<<<<

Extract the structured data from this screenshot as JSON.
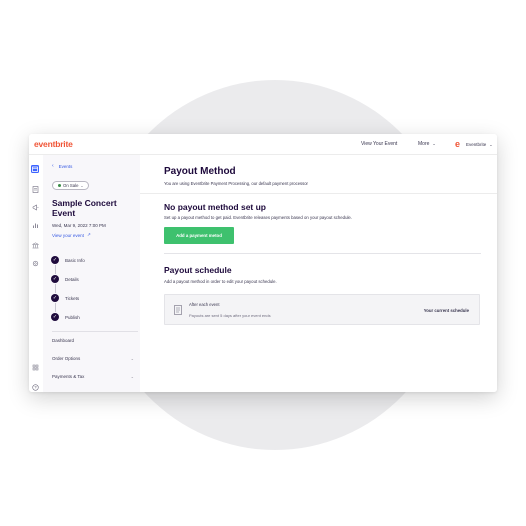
{
  "header": {
    "logo": "eventbrite",
    "view_event": "View Your Event",
    "more": "More",
    "org_logo_letter": "e",
    "org_name": "Eventbrite"
  },
  "sidebar": {
    "back_label": "Events",
    "status": "On Sale",
    "event_title": "Sample Concert Event",
    "event_date": "Wed, Mar 9, 2022 7:00 PM",
    "view_event_link": "View your event",
    "steps": [
      "Basic Info",
      "Details",
      "Tickets",
      "Publish"
    ],
    "links": [
      "Dashboard",
      "Order Options",
      "Payments & Tax"
    ]
  },
  "main": {
    "title": "Payout Method",
    "subtitle": "You are using Eventbrite Payment Processing, our default payment processor",
    "no_payout_heading": "No payout method set up",
    "no_payout_text": "Set up a payout method to get paid. Eventbrite releases payments based on your payout schedule.",
    "add_button": "Add a payment metod",
    "schedule_heading": "Payout schedule",
    "schedule_text": "Add a payout method in order to edit your payout schedule.",
    "schedule_card": {
      "title": "After each event",
      "description": "Payouts are sent 5 days after your event ends",
      "current": "Your current schedule"
    }
  },
  "colors": {
    "brand": "#f05537",
    "primary_button": "#3ec16e",
    "active_rail": "#3d64ff",
    "link": "#3659e3",
    "heading": "#1e0a3c"
  }
}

>>>>

EXERCISE:
Repeat every record precisely. Any picture among them stays out of the copy.

ANSWER:
Extract the structured data from this screenshot as JSON.
{
  "header": {
    "logo": "eventbrite",
    "view_event": "View Your Event",
    "more": "More",
    "org_logo_letter": "e",
    "org_name": "Eventbrite"
  },
  "sidebar": {
    "back_label": "Events",
    "status": "On Sale",
    "event_title": "Sample Concert Event",
    "event_date": "Wed, Mar 9, 2022 7:00 PM",
    "view_event_link": "View your event",
    "steps": [
      "Basic Info",
      "Details",
      "Tickets",
      "Publish"
    ],
    "links": [
      "Dashboard",
      "Order Options",
      "Payments & Tax"
    ]
  },
  "main": {
    "title": "Payout Method",
    "subtitle": "You are using Eventbrite Payment Processing, our default payment processor",
    "no_payout_heading": "No payout method set up",
    "no_payout_text": "Set up a payout method to get paid. Eventbrite releases payments based on your payout schedule.",
    "add_button": "Add a payment metod",
    "schedule_heading": "Payout schedule",
    "schedule_text": "Add a payout method in order to edit your payout schedule.",
    "schedule_card": {
      "title": "After each event",
      "description": "Payouts are sent 5 days after your event ends",
      "current": "Your current schedule"
    }
  },
  "colors": {
    "brand": "#f05537",
    "primary_button": "#3ec16e",
    "active_rail": "#3d64ff",
    "link": "#3659e3",
    "heading": "#1e0a3c"
  }
}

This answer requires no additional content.